## Task objective
Look for "akta" in the listing below. Gather each line that contains it.

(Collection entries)
*****
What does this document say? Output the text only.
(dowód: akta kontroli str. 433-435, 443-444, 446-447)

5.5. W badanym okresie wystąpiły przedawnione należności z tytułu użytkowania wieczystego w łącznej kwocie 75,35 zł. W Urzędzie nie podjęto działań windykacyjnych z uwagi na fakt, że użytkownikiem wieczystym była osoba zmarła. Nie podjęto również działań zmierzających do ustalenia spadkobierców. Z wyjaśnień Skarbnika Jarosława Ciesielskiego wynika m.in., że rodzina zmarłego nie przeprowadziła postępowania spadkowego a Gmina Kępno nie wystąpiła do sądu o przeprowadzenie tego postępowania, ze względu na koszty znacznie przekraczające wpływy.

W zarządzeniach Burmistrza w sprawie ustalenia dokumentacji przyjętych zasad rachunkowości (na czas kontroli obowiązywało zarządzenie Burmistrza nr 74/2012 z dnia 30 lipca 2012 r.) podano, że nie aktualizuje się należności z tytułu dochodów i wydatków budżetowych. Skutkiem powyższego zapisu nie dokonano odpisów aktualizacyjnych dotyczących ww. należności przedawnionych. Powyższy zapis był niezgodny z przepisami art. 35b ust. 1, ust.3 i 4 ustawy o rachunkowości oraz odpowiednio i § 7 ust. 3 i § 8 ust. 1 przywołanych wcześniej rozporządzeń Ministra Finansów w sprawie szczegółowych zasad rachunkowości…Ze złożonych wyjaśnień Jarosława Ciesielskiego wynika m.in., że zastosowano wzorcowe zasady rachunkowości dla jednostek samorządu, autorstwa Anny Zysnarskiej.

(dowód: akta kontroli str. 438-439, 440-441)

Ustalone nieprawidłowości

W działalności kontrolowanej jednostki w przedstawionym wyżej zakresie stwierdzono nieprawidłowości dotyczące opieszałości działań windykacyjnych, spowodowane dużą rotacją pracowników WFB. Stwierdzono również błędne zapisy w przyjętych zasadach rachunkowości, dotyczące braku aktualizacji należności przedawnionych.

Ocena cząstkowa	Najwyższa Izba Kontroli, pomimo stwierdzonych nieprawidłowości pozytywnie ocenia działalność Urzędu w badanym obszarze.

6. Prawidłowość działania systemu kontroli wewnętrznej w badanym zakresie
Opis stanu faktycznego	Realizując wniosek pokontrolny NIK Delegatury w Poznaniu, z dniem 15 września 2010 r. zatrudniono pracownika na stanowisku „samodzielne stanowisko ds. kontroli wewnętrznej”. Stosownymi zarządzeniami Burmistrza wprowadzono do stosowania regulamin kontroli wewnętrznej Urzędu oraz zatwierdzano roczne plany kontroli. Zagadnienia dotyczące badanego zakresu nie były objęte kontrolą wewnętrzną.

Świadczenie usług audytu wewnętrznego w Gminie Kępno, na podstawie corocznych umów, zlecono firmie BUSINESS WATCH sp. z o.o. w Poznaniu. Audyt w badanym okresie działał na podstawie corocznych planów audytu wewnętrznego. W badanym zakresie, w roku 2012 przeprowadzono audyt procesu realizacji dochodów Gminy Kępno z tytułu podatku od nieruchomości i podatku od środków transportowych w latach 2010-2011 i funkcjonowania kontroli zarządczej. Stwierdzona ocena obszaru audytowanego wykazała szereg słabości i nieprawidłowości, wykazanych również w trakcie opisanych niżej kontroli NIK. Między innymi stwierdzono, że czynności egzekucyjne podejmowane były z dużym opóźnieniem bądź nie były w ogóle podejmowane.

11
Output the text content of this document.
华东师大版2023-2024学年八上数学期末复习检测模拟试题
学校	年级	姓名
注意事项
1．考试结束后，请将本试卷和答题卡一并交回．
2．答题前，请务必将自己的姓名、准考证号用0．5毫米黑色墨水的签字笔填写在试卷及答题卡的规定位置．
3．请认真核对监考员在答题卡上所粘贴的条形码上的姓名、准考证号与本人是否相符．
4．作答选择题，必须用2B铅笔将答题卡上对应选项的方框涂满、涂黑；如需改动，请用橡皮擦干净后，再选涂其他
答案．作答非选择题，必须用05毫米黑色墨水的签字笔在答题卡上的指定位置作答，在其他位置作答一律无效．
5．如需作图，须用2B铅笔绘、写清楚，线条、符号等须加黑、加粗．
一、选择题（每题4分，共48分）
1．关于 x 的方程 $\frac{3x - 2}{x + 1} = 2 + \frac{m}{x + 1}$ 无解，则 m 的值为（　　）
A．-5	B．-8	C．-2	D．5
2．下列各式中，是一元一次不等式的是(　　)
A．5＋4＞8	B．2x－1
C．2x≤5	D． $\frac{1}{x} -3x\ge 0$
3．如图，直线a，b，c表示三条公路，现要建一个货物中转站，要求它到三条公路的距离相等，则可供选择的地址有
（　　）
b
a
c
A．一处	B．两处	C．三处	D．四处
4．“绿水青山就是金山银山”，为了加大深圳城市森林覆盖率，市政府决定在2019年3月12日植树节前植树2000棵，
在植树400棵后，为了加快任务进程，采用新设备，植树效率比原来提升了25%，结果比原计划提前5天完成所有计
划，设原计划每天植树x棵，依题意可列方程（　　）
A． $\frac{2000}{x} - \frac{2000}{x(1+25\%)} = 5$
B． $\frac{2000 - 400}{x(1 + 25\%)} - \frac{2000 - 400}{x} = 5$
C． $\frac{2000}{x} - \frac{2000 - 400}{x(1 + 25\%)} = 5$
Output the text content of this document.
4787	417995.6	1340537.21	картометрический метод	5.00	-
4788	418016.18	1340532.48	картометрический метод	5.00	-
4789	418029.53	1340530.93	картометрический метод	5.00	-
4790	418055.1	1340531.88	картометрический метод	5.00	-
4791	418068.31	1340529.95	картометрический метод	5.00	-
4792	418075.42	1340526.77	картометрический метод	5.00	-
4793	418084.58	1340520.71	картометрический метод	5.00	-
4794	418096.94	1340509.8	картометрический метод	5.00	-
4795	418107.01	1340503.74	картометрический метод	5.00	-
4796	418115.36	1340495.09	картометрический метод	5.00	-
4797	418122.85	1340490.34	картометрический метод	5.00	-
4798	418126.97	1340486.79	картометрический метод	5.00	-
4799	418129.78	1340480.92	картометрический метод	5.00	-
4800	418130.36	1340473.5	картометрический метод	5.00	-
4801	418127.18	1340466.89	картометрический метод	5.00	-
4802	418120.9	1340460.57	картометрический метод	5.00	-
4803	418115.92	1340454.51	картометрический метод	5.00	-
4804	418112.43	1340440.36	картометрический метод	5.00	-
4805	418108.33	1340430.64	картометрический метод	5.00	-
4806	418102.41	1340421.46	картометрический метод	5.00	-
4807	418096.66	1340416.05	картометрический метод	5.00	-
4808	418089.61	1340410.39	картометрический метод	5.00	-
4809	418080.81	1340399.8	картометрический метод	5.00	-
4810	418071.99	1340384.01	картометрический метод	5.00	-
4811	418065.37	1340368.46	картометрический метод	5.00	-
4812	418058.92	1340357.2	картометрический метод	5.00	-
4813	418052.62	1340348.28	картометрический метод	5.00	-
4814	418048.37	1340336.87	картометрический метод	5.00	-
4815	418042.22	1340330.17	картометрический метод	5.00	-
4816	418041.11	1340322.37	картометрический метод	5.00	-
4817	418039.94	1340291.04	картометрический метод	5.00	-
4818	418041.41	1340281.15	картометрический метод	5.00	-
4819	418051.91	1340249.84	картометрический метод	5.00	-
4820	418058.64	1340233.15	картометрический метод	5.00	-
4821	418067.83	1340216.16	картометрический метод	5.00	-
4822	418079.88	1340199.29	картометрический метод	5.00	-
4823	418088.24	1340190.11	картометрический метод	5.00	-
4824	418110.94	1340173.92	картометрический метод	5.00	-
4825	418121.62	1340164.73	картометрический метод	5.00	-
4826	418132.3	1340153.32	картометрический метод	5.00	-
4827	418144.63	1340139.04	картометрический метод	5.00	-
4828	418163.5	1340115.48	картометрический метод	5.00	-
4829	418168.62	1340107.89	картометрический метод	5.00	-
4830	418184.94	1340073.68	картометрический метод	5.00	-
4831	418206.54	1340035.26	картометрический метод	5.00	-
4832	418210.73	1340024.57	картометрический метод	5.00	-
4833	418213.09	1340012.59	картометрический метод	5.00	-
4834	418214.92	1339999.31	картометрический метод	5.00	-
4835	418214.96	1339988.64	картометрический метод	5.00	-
*****
## The completed task
(dowód: akta kontroli str. 433-435, 443-444, 446-447)
(dowód: akta kontroli str. 438-439, 440-441)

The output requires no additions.